[Records excerpted from a collection]
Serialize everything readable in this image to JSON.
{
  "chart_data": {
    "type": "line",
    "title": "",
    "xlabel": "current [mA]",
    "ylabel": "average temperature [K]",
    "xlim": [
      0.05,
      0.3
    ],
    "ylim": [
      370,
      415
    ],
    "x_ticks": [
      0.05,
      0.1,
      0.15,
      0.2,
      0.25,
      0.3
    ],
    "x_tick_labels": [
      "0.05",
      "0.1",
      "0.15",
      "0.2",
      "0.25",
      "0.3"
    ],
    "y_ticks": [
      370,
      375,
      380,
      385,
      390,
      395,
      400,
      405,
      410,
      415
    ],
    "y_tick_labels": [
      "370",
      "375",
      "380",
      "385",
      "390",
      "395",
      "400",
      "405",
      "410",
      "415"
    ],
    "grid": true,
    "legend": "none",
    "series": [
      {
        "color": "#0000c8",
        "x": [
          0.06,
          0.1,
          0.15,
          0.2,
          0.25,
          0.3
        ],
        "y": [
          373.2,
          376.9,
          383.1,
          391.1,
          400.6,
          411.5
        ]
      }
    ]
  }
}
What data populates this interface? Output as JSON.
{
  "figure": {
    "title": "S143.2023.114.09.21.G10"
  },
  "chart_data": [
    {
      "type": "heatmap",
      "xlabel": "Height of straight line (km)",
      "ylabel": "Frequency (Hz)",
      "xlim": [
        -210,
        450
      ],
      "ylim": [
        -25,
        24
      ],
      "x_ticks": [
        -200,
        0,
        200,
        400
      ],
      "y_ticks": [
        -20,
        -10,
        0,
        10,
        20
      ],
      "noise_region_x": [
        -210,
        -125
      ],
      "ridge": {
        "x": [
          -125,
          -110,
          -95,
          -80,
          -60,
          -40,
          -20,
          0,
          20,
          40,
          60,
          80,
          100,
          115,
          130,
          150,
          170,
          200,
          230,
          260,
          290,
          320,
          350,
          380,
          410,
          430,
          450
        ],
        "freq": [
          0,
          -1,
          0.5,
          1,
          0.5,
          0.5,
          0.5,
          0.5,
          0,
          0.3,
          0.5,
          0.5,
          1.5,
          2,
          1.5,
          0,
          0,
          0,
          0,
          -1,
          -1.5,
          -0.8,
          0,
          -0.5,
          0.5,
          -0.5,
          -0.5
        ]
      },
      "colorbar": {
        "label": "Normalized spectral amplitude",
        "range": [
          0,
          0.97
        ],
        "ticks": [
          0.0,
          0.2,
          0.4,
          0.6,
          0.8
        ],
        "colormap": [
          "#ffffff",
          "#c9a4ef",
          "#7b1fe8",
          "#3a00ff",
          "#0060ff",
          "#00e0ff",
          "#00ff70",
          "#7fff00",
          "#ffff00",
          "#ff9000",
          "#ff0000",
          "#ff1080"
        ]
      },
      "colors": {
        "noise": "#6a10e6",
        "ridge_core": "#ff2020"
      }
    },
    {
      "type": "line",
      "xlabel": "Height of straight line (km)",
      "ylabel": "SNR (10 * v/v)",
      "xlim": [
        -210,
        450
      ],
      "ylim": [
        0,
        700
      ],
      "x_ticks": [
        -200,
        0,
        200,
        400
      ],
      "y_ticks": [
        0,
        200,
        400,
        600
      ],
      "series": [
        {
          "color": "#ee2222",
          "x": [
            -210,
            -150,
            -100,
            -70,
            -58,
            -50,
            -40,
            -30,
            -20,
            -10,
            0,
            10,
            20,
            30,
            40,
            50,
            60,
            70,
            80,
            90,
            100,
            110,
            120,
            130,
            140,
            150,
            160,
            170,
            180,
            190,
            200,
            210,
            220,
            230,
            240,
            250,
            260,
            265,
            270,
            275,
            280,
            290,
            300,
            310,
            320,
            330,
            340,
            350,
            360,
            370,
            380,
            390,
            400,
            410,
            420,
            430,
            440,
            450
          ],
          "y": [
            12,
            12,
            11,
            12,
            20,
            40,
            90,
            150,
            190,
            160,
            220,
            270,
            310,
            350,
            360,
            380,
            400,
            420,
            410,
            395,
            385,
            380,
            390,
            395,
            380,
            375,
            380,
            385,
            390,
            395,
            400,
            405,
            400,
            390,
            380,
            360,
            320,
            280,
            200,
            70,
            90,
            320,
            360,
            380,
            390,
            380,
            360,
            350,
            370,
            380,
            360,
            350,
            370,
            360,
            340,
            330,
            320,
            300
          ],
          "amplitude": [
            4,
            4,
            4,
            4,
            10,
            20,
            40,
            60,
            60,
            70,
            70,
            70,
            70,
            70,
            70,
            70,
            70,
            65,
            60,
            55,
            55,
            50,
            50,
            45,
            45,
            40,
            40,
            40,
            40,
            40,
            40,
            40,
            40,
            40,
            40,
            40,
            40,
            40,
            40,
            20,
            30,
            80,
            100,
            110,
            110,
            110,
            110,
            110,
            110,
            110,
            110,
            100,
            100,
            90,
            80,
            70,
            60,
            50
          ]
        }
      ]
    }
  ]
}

INSTRUCTION -
Write down all the entries again without a single difference.

OUTPUT OF THE EXERCISE -
Serialize everything readable in this image to JSON.
{
  "chart_data": {
    "type": "line",
    "title": "",
    "xlabel": "current [mA]",
    "ylabel": "average temperature [K]",
    "xlim": [
      0.05,
      0.3
    ],
    "ylim": [
      370,
      415
    ],
    "x_ticks": [
      0.05,
      0.1,
      0.15,
      0.2,
      0.25,
      0.3
    ],
    "x_tick_labels": [
      "0.05",
      "0.1",
      "0.15",
      "0.2",
      "0.25",
      "0.3"
    ],
    "y_ticks": [
      370,
      375,
      380,
      385,
      390,
      395,
      400,
      405,
      410,
      415
    ],
    "y_tick_labels": [
      "370",
      "375",
      "380",
      "385",
      "390",
      "395",
      "400",
      "405",
      "410",
      "415"
    ],
    "grid": true,
    "legend": "none",
    "series": [
      {
        "color": "#0000c8",
        "x": [
          0.06,
          0.1,
          0.15,
          0.2,
          0.25,
          0.3
        ],
        "y": [
          373.2,
          376.9,
          383.1,
          391.1,
          400.6,
          411.5
        ]
      }
    ]
  }
}
What data populates this interface? Output as JSON.
{
  "figure": {
    "title": "S143.2023.114.09.21.G10"
  },
  "chart_data": [
    {
      "type": "heatmap",
      "xlabel": "Height of straight line (km)",
      "ylabel": "Frequency (Hz)",
      "xlim": [
        -210,
        450
      ],
      "ylim": [
        -25,
        24
      ],
      "x_ticks": [
        -200,
        0,
        200,
        400
      ],
      "y_ticks": [
        -20,
        -10,
        0,
        10,
        20
      ],
      "noise_region_x": [
        -210,
        -125
      ],
      "ridge": {
        "x": [
          -125,
          -110,
          -95,
          -80,
          -60,
          -40,
          -20,
          0,
          20,
          40,
          60,
          80,
          100,
          115,
          130,
          150,
          170,
          200,
          230,
          260,
          290,
          320,
          350,
          380,
          410,
          430,
          450
        ],
        "freq": [
          0,
          -1,
          0.5,
          1,
          0.5,
          0.5,
          0.5,
          0.5,
          0,
          0.3,
          0.5,
          0.5,
          1.5,
          2,
          1.5,
          0,
          0,
          0,
          0,
          -1,
          -1.5,
          -0.8,
          0,
          -0.5,
          0.5,
          -0.5,
          -0.5
        ]
      },
      "colorbar": {
        "label": "Normalized spectral amplitude",
        "range": [
          0,
          0.97
        ],
        "ticks": [
          0.0,
          0.2,
          0.4,
          0.6,
          0.8
        ],
        "colormap": [
          "#ffffff",
          "#c9a4ef",
          "#7b1fe8",
          "#3a00ff",
          "#0060ff",
          "#00e0ff",
          "#00ff70",
          "#7fff00",
          "#ffff00",
          "#ff9000",
          "#ff0000",
          "#ff1080"
        ]
      },
      "colors": {
        "noise": "#6a10e6",
        "ridge_core": "#ff2020"
      }
    },
    {
      "type": "line",
      "xlabel": "Height of straight line (km)",
      "ylabel": "SNR (10 * v/v)",
      "xlim": [
        -210,
        450
      ],
      "ylim": [
        0,
        700
      ],
      "x_ticks": [
        -200,
        0,
        200,
        400
      ],
      "y_ticks": [
        0,
        200,
        400,
        600
      ],
      "series": [
        {
          "color": "#ee2222",
          "x": [
            -210,
            -150,
            -100,
            -70,
            -58,
            -50,
            -40,
            -30,
            -20,
            -10,
            0,
            10,
            20,
            30,
            40,
            50,
            60,
            70,
            80,
            90,
            100,
            110,
            120,
            130,
            140,
            150,
            160,
            170,
            180,
            190,
            200,
            210,
            220,
            230,
            240,
            250,
            260,
            265,
            270,
            275,
            280,
            290,
            300,
            310,
            320,
            330,
            340,
            350,
            360,
            370,
            380,
            390,
            400,
            410,
            420,
            430,
            440,
            450
          ],
          "y": [
            12,
            12,
            11,
            12,
            20,
            40,
            90,
            150,
            190,
            160,
            220,
            270,
            310,
            350,
            360,
            380,
            400,
            420,
            410,
            395,
            385,
            380,
            390,
            395,
            380,
            375,
            380,
            385,
            390,
            395,
            400,
            405,
            400,
            390,
            380,
            360,
            320,
            280,
            200,
            70,
            90,
            320,
            360,
            380,
            390,
            380,
            360,
            350,
            370,
            380,
            360,
            350,
            370,
            360,
            340,
            330,
            320,
            300
          ],
          "amplitude": [
            4,
            4,
            4,
            4,
            10,
            20,
            40,
            60,
            60,
            70,
            70,
            70,
            70,
            70,
            70,
            70,
            70,
            65,
            60,
            55,
            55,
            50,
            50,
            45,
            45,
            40,
            40,
            40,
            40,
            40,
            40,
            40,
            40,
            40,
            40,
            40,
            40,
            40,
            40,
            20,
            30,
            80,
            100,
            110,
            110,
            110,
            110,
            110,
            110,
            110,
            110,
            100,
            100,
            90,
            80,
            70,
            60,
            50
          ]
        }
      ]
    }
  ]
}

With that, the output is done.